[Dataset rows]
------------------------------------------------------------------------

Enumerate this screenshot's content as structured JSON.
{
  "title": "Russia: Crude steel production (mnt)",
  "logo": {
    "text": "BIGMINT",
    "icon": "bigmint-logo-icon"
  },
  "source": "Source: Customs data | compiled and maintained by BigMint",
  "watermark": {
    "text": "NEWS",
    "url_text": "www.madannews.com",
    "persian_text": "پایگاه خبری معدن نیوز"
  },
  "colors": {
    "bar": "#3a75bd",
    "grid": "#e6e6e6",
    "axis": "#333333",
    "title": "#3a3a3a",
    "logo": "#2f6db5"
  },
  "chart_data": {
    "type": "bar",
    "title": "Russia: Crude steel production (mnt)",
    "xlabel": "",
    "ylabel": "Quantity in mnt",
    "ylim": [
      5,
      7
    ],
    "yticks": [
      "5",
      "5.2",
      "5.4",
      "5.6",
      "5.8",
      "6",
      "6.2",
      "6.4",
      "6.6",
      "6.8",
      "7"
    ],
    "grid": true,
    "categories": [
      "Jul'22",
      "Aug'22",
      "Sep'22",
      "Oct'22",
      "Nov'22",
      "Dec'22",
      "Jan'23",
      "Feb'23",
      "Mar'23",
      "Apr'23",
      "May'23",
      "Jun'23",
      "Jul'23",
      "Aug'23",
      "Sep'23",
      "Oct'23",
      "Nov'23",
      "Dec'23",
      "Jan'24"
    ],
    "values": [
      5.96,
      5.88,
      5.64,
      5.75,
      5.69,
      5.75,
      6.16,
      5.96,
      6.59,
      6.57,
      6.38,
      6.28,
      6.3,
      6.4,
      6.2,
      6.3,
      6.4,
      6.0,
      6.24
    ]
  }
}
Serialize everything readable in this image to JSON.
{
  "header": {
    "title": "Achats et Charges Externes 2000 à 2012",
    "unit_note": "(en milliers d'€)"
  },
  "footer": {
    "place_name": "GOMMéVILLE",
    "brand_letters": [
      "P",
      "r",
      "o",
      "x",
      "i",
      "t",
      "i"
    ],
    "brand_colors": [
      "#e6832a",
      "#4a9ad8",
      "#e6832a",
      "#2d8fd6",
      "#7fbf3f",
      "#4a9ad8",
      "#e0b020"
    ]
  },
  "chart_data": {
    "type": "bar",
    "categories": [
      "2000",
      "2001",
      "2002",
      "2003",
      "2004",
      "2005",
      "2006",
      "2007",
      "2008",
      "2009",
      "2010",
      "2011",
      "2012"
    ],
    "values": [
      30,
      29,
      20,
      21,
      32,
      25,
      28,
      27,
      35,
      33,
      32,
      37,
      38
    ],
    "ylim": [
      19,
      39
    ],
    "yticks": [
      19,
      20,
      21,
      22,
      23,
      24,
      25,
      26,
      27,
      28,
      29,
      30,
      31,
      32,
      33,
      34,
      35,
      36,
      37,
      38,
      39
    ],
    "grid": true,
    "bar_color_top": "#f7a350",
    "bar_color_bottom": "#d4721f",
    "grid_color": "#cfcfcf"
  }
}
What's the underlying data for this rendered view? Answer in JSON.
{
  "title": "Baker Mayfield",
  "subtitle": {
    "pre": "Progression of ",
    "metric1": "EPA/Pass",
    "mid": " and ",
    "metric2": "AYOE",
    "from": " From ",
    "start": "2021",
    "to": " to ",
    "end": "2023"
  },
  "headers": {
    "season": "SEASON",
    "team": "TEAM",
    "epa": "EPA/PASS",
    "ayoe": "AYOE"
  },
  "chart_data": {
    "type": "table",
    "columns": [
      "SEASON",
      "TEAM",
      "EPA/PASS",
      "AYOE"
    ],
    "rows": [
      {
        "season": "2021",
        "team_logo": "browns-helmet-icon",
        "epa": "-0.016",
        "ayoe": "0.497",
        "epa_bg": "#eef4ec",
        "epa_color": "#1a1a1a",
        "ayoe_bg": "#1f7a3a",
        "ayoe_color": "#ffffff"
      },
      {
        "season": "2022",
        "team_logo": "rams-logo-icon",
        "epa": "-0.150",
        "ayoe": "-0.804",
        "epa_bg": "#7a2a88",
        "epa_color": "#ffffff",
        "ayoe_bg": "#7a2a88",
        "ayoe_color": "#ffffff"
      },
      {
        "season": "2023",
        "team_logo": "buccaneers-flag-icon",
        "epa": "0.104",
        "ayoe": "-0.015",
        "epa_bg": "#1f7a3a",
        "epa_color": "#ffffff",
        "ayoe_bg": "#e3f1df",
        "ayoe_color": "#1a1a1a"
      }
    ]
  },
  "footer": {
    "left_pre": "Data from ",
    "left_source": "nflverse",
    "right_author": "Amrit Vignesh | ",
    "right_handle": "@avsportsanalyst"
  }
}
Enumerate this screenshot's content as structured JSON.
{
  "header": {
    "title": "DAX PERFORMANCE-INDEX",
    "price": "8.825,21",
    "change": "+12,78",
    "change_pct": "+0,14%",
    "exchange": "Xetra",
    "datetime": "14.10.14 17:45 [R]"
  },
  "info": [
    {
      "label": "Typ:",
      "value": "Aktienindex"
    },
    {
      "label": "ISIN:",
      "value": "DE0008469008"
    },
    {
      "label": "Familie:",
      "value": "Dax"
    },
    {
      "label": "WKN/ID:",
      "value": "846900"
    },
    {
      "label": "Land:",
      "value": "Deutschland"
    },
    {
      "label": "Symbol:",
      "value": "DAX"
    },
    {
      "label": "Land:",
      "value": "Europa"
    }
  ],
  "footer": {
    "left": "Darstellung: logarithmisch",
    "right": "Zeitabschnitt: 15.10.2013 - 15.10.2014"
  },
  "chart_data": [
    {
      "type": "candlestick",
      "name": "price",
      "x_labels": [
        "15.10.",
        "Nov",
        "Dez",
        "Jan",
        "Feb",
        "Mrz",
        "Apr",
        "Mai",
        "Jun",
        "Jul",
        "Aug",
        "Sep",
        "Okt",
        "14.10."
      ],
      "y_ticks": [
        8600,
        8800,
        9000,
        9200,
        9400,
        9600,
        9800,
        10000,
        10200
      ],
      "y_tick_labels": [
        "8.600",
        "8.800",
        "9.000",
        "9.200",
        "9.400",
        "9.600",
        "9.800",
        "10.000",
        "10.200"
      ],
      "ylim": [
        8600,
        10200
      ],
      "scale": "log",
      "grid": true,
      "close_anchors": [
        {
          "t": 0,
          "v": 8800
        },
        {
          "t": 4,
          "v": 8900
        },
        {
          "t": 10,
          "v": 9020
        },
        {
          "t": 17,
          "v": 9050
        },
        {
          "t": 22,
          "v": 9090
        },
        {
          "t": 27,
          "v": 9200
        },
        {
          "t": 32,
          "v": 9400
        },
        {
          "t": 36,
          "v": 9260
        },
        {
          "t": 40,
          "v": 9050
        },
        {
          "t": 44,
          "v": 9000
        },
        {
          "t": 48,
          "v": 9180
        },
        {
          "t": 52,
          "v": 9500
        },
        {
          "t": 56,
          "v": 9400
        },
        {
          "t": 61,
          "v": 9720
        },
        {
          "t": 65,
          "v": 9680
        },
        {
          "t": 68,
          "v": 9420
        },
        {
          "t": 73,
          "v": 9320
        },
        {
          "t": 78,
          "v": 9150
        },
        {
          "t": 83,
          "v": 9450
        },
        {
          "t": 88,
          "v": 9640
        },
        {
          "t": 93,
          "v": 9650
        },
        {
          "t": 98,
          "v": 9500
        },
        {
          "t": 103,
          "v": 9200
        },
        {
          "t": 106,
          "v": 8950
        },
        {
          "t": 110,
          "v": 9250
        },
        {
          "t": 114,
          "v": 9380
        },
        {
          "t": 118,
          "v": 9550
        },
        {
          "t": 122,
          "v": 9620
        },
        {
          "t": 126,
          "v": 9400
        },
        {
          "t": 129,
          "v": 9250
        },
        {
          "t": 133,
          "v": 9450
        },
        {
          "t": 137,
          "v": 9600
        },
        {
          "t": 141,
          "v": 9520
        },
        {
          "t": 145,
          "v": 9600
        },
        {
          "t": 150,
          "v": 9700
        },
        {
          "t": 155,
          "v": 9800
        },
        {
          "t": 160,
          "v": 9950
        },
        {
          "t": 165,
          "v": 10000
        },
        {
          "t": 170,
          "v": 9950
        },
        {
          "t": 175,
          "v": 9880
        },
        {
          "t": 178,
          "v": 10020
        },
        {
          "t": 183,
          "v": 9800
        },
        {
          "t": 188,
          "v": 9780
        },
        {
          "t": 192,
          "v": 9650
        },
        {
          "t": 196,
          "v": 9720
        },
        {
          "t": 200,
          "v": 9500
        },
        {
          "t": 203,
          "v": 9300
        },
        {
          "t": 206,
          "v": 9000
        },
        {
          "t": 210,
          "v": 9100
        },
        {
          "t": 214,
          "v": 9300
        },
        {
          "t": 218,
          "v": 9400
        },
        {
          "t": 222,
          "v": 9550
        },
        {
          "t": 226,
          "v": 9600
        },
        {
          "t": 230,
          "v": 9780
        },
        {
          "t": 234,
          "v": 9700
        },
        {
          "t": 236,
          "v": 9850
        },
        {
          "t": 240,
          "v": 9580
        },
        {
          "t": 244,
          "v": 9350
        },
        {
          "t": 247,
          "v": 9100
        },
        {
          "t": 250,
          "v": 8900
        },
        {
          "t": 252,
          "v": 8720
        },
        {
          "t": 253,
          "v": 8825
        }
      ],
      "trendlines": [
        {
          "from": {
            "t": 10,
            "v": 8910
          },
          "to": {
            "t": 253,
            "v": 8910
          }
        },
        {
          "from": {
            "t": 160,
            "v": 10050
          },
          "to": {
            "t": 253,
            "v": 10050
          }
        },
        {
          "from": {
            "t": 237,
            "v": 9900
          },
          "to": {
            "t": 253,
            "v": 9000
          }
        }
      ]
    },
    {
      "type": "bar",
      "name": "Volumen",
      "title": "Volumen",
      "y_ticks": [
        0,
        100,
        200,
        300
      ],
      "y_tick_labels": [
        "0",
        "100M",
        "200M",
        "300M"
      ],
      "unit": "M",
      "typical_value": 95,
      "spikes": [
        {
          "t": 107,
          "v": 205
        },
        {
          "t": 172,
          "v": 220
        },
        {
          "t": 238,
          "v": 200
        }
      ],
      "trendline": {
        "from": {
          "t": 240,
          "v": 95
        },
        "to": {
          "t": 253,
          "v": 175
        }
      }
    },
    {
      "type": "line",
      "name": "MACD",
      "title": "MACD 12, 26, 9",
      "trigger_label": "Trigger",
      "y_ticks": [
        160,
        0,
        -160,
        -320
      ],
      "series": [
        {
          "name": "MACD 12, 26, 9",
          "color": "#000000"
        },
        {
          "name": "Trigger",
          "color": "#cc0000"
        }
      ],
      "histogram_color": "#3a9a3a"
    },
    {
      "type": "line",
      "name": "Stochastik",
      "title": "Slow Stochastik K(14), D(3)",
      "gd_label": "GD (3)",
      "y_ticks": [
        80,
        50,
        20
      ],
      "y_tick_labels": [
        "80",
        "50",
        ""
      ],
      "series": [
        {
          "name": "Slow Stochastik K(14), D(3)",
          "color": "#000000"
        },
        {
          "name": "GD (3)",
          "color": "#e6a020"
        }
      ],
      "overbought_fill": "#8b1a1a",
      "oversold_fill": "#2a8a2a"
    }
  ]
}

------------------------------------------------------------------------

REQUIRED WORK: List all lines in the material containing the string "production".

SOLUTION BELOW:
  "title": "Russia: Crude steel production (mnt)",
    "title": "Russia: Crude steel production (mnt)",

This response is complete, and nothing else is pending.